------ Material for the task ------
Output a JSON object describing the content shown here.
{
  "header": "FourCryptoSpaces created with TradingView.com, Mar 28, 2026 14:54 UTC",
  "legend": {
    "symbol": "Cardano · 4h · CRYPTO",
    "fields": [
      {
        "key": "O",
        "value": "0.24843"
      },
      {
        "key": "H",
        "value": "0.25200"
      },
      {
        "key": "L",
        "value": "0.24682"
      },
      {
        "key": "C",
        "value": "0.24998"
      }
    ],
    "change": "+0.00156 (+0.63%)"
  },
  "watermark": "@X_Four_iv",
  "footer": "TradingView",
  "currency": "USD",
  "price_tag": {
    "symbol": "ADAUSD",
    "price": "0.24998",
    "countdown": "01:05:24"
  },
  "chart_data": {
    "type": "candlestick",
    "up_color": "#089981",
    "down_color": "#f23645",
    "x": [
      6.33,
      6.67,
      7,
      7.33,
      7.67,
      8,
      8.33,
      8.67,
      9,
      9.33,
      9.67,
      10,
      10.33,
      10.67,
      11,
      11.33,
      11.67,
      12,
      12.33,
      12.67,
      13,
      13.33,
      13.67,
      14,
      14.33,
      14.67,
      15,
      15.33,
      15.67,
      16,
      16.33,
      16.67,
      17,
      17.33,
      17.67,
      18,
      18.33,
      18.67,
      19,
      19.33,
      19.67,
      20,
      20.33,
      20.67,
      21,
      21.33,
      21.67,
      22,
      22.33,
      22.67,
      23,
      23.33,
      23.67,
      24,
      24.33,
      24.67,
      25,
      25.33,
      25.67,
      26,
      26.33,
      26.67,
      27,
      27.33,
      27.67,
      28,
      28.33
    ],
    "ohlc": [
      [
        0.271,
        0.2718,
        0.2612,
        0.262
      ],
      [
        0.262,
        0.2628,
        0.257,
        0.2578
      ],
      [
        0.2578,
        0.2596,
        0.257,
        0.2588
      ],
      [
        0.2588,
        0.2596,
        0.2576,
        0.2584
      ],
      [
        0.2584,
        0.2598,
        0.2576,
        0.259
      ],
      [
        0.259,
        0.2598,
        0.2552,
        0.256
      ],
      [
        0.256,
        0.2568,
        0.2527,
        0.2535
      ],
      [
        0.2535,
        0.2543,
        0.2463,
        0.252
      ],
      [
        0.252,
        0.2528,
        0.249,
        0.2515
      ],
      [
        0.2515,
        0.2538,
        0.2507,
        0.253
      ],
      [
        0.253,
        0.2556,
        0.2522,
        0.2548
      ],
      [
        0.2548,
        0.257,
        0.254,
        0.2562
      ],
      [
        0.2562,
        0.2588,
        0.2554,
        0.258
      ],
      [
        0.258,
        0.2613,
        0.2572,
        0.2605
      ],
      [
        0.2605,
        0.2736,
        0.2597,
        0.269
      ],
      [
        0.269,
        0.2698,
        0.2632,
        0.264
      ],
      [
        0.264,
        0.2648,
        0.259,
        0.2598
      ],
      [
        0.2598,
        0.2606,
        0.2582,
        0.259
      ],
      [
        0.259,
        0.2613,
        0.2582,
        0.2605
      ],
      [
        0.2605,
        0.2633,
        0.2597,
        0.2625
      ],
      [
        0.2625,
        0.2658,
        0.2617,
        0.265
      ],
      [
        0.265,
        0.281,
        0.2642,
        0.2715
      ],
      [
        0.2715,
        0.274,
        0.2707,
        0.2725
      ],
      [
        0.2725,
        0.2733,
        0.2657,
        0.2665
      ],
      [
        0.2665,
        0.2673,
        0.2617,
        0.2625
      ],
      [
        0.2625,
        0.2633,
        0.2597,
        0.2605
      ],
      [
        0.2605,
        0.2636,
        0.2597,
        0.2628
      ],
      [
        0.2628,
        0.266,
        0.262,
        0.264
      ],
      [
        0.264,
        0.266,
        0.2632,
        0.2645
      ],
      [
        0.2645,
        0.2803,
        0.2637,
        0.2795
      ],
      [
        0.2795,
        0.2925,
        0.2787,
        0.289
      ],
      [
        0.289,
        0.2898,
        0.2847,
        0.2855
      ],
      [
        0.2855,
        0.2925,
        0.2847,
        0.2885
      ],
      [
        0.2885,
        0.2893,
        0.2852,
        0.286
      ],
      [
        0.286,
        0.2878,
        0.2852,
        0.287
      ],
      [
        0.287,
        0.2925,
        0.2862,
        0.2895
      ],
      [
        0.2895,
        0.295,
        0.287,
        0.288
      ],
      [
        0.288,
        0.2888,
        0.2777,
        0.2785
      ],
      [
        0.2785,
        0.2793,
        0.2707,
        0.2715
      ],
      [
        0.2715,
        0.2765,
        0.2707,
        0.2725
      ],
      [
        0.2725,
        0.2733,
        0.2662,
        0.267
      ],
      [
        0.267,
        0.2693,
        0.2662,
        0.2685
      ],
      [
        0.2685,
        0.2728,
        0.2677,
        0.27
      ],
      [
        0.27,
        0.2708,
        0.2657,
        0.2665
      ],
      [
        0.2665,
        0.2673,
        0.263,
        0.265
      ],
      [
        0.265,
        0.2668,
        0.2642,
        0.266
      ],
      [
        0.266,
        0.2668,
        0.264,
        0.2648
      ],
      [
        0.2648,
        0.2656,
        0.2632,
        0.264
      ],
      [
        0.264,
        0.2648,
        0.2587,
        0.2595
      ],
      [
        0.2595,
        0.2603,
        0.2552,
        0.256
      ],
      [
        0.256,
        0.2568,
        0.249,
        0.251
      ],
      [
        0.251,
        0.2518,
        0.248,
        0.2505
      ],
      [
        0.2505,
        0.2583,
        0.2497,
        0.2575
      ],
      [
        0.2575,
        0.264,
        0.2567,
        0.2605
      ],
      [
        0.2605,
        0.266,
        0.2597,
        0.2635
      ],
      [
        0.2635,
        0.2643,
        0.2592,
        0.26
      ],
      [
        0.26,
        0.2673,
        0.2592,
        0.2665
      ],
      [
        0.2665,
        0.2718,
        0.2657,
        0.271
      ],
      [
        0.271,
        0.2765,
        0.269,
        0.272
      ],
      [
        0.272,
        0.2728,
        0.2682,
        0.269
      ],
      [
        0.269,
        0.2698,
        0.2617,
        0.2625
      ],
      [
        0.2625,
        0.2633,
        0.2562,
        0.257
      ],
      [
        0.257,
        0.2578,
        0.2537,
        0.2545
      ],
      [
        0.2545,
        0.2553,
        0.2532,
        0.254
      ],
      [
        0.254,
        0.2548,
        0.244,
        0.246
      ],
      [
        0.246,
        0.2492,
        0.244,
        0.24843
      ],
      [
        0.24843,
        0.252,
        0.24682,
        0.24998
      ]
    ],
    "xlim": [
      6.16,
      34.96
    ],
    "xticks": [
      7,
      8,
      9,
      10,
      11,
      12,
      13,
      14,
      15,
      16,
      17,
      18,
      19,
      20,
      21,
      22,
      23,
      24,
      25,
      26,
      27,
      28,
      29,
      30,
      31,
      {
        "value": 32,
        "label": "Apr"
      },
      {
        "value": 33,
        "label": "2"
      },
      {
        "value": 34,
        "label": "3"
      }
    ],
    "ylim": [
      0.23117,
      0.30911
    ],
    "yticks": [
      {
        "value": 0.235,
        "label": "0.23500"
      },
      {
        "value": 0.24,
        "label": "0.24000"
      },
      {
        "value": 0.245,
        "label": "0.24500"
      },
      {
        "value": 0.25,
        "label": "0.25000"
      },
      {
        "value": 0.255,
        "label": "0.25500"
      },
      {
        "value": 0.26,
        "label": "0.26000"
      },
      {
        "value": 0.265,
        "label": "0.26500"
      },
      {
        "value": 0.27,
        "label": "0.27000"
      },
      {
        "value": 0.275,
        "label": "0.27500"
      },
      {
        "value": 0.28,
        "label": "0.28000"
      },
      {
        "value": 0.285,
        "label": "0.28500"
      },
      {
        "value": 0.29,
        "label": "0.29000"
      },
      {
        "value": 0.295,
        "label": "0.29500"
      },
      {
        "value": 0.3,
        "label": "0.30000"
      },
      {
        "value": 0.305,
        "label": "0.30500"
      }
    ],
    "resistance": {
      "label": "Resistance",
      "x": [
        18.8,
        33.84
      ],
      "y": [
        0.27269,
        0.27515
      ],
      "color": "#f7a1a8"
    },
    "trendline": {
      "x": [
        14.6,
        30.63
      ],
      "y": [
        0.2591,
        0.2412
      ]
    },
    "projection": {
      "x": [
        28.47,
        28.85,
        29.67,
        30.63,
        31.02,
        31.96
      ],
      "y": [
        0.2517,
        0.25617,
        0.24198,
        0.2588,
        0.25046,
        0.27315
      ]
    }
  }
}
------
# [Challenge]
Search the listing above for the string "symbol". Copy every line that contains it.

# [Reply to the exercise]
    "symbol": "Cardano · 4h · CRYPTO",
    "symbol": "ADAUSD",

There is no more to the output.